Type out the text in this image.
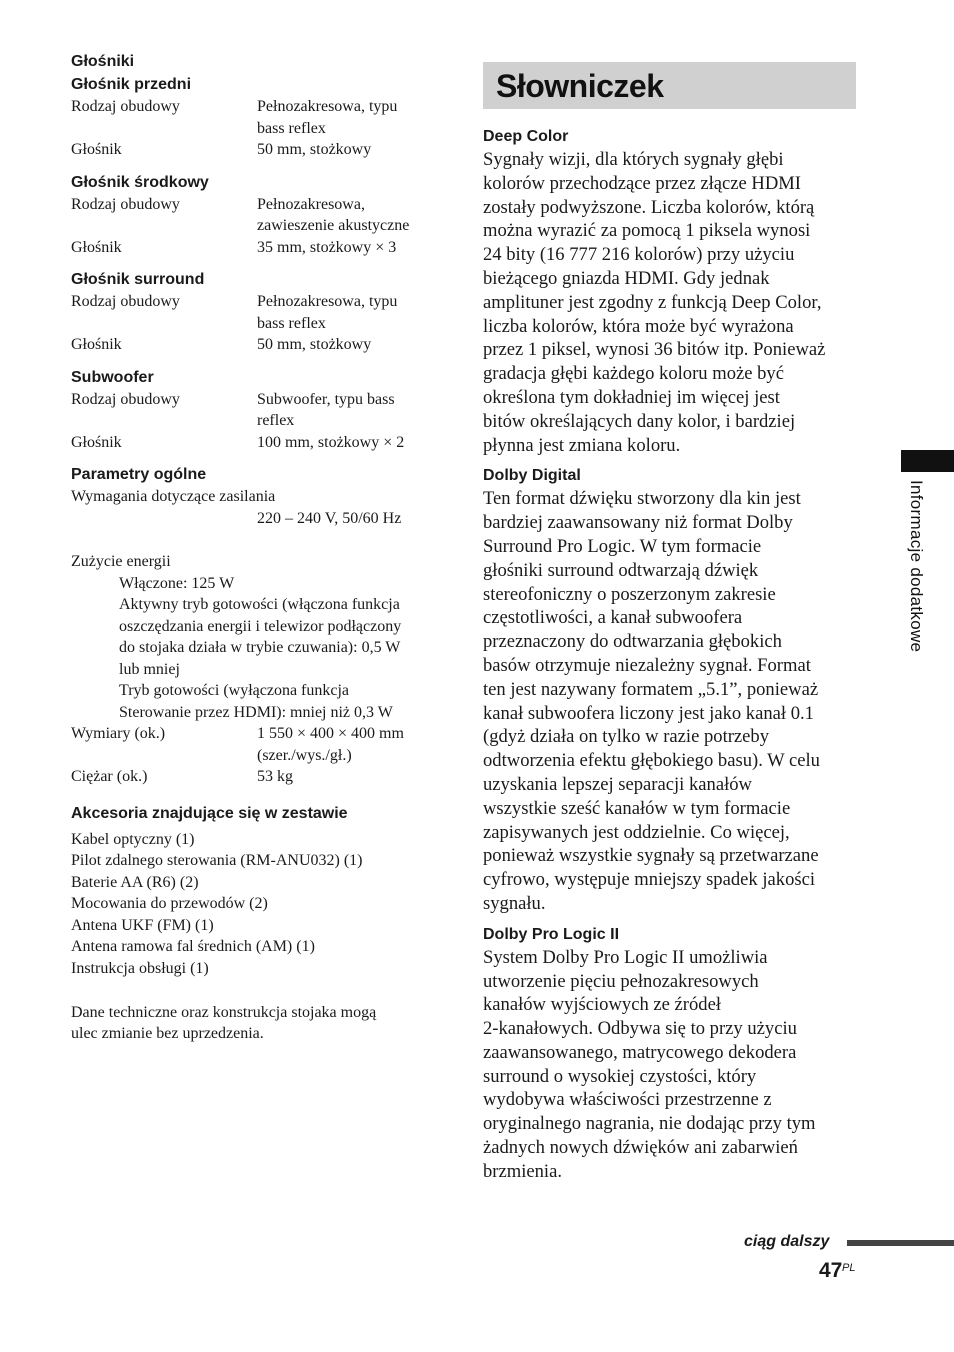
Głośniki
Głośnik przedni
Rodzaj obudowy	Pełnozakresowa, typu
bass reflex
Głośnik	50 mm, stożkowy
Głośnik środkowy
Rodzaj obudowy	Pełnozakresowa,
zawieszenie akustyczne
Głośnik	35 mm, stożkowy × 3
Głośnik surround
Rodzaj obudowy	Pełnozakresowa, typu
bass reflex
Głośnik	50 mm, stożkowy
Subwoofer
Rodzaj obudowy	Subwoofer, typu bass
reflex
Głośnik	100 mm, stożkowy × 2
Parametry ogólne
Wymagania dotyczące zasilania
220 – 240 V, 50/60 Hz
Zużycie energii
Włączone: 125 W
Aktywny tryb gotowości (włączona funkcja
oszczędzania energii i telewizor podłączony
do stojaka działa w trybie czuwania): 0,5 W
lub mniej
Tryb gotowości (wyłączona funkcja
Sterowanie przez HDMI): mniej niż 0,3 W
Wymiary (ok.)	1 550 × 400 × 400 mm
(szer./wys./gł.)
Ciężar (ok.)	53 kg
Akcesoria znajdujące się w zestawie
Kabel optyczny (1)
Pilot zdalnego sterowania (RM-ANU032) (1)
Baterie AA (R6) (2)
Mocowania do przewodów (2)
Antena UKF (FM) (1)
Antena ramowa fal średnich (AM) (1)
Instrukcja obsługi (1)
Dane techniczne oraz konstrukcja stojaka mogą
ulec zmianie bez uprzedzenia.
Słowniczek
Deep Color
Sygnały wizji, dla których sygnały głębi
kolorów przechodzące przez złącze HDMI
zostały podwyższone. Liczba kolorów, którą
można wyrazić za pomocą 1 piksela wynosi
24 bity (16 777 216 kolorów) przy użyciu
bieżącego gniazda HDMI. Gdy jednak
amplituner jest zgodny z funkcją Deep Color,
liczba kolorów, która może być wyrażona
przez 1 piksel, wynosi 36 bitów itp. Ponieważ
gradacja głębi każdego koloru może być
określona tym dokładniej im więcej jest
bitów określających dany kolor, i bardziej
płynna jest zmiana koloru.
Dolby Digital
Ten format dźwięku stworzony dla kin jest
bardziej zaawansowany niż format Dolby
Surround Pro Logic. W tym formacie
głośniki surround odtwarzają dźwięk
stereofoniczny o poszerzonym zakresie
częstotliwości, a kanał subwoofera
przeznaczony do odtwarzania głębokich
basów otrzymuje niezależny sygnał. Format
ten jest nazywany formatem „5.1”, ponieważ
kanał subwoofera liczony jest jako kanał 0.1
(gdyż działa on tylko w razie potrzeby
odtworzenia efektu głębokiego basu). W celu
uzyskania lepszej separacji kanałów
wszystkie sześć kanałów w tym formacie
zapisywanych jest oddzielnie. Co więcej,
ponieważ wszystkie sygnały są przetwarzane
cyfrowo, występuje mniejszy spadek jakości
sygnału.
Dolby Pro Logic II
System Dolby Pro Logic II umożliwia
utworzenie pięciu pełnozakresowych
kanałów wyjściowych ze źródeł
2-kanałowych. Odbywa się to przy użyciu
zaawansowanego, matrycowego dekodera
surround o wysokiej czystości, który
wydobywa właściwości przestrzenne z
oryginalnego nagrania, nie dodając przy tym
żadnych nowych dźwięków ani zabarwień
brzmienia.
Informacje dodatkowe
ciąg dalszy
47 PL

### Exercise requirements
Extract the text of all the records above verbatim, excluding pictures.

### Answer below
Type out the text in this image.
Głośniki
Głośnik przedni
Rodzaj obudowy	Pełnozakresowa, typu
bass reflex
Głośnik	50 mm, stożkowy
Głośnik środkowy
Rodzaj obudowy	Pełnozakresowa,
zawieszenie akustyczne
Głośnik	35 mm, stożkowy × 3
Głośnik surround
Rodzaj obudowy	Pełnozakresowa, typu
bass reflex
Głośnik	50 mm, stożkowy
Subwoofer
Rodzaj obudowy	Subwoofer, typu bass
reflex
Głośnik	100 mm, stożkowy × 2
Parametry ogólne
Wymagania dotyczące zasilania
220 – 240 V, 50/60 Hz
Zużycie energii
Włączone: 125 W
Aktywny tryb gotowości (włączona funkcja
oszczędzania energii i telewizor podłączony
do stojaka działa w trybie czuwania): 0,5 W
lub mniej
Tryb gotowości (wyłączona funkcja
Sterowanie przez HDMI): mniej niż 0,3 W
Wymiary (ok.)	1 550 × 400 × 400 mm
(szer./wys./gł.)
Ciężar (ok.)	53 kg
Akcesoria znajdujące się w zestawie
Kabel optyczny (1)
Pilot zdalnego sterowania (RM-ANU032) (1)
Baterie AA (R6) (2)
Mocowania do przewodów (2)
Antena UKF (FM) (1)
Antena ramowa fal średnich (AM) (1)
Instrukcja obsługi (1)
Dane techniczne oraz konstrukcja stojaka mogą
ulec zmianie bez uprzedzenia.
Słowniczek
Deep Color
Sygnały wizji, dla których sygnały głębi
kolorów przechodzące przez złącze HDMI
zostały podwyższone. Liczba kolorów, którą
można wyrazić za pomocą 1 piksela wynosi
24 bity (16 777 216 kolorów) przy użyciu
bieżącego gniazda HDMI. Gdy jednak
amplituner jest zgodny z funkcją Deep Color,
liczba kolorów, która może być wyrażona
przez 1 piksel, wynosi 36 bitów itp. Ponieważ
gradacja głębi każdego koloru może być
określona tym dokładniej im więcej jest
bitów określających dany kolor, i bardziej
płynna jest zmiana koloru.
Dolby Digital
Ten format dźwięku stworzony dla kin jest
bardziej zaawansowany niż format Dolby
Surround Pro Logic. W tym formacie
głośniki surround odtwarzają dźwięk
stereofoniczny o poszerzonym zakresie
częstotliwości, a kanał subwoofera
przeznaczony do odtwarzania głębokich
basów otrzymuje niezależny sygnał. Format
ten jest nazywany formatem „5.1”, ponieważ
kanał subwoofera liczony jest jako kanał 0.1
(gdyż działa on tylko w razie potrzeby
odtworzenia efektu głębokiego basu). W celu
uzyskania lepszej separacji kanałów
wszystkie sześć kanałów w tym formacie
zapisywanych jest oddzielnie. Co więcej,
ponieważ wszystkie sygnały są przetwarzane
cyfrowo, występuje mniejszy spadek jakości
sygnału.
Dolby Pro Logic II
System Dolby Pro Logic II umożliwia
utworzenie pięciu pełnozakresowych
kanałów wyjściowych ze źródeł
2-kanałowych. Odbywa się to przy użyciu
zaawansowanego, matrycowego dekodera
surround o wysokiej czystości, który
wydobywa właściwości przestrzenne z
oryginalnego nagrania, nie dodając przy tym
żadnych nowych dźwięków ani zabarwień
brzmienia.
Informacje dodatkowe
ciąg dalszy
47 PL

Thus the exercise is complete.